= The data =
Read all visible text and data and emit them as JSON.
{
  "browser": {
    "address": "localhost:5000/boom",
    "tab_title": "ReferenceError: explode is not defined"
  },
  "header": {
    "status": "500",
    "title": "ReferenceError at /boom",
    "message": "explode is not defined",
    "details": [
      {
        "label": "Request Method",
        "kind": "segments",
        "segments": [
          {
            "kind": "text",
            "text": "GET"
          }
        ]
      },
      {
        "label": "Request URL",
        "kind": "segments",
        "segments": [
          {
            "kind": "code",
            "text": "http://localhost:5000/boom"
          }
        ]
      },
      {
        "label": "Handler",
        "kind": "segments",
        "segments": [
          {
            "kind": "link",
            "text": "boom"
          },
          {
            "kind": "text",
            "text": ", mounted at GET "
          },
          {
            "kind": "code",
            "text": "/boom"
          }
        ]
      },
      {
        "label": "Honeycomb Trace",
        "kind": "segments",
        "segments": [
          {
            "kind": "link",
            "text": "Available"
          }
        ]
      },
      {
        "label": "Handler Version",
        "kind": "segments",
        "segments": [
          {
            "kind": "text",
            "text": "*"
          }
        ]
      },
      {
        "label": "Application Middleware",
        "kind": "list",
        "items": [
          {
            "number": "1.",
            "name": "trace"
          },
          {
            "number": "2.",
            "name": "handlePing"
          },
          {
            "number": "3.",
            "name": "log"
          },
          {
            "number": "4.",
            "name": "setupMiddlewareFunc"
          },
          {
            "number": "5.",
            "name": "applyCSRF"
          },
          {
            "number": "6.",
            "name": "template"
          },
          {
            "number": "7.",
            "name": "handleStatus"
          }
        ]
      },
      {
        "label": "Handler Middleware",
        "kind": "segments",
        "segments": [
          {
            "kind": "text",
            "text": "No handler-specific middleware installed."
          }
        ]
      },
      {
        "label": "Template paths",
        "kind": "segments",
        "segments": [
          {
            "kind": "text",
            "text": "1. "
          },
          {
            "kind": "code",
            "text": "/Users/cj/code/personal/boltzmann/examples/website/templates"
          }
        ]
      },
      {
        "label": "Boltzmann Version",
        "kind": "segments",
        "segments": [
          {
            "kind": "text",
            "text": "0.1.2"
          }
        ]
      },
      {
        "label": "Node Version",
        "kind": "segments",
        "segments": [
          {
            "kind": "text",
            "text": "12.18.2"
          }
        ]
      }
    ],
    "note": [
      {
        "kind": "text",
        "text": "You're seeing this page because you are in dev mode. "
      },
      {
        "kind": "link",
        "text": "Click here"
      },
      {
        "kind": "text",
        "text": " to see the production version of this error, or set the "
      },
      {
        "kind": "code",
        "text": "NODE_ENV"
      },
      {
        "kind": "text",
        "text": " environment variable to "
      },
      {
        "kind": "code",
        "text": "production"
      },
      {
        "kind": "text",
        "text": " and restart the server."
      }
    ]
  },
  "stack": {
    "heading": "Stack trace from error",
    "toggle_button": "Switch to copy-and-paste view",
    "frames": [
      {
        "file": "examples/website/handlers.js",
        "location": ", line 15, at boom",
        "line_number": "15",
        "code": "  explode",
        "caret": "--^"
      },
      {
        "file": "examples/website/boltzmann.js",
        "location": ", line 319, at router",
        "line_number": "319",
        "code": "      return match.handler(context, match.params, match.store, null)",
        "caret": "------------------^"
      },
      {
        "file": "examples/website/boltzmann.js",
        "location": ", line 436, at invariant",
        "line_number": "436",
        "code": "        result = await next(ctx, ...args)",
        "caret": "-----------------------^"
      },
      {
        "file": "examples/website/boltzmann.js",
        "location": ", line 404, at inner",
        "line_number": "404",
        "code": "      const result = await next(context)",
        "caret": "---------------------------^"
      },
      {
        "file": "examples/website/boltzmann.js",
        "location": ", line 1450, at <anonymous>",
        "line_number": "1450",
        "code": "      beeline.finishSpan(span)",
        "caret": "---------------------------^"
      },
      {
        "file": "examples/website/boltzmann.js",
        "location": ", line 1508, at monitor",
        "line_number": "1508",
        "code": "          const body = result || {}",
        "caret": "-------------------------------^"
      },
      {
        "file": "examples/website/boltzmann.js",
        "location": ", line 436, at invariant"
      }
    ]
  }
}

= Set exercise =
Search the lines above for the string "label" and copy each line that has it.

= Task result =
        "label": "Request Method",
        "label": "Request URL",
        "label": "Handler",
        "label": "Honeycomb Trace",
        "label": "Handler Version",
        "label": "Application Middleware",
        "label": "Handler Middleware",
        "label": "Template paths",
        "label": "Boltzmann Version",
        "label": "Node Version",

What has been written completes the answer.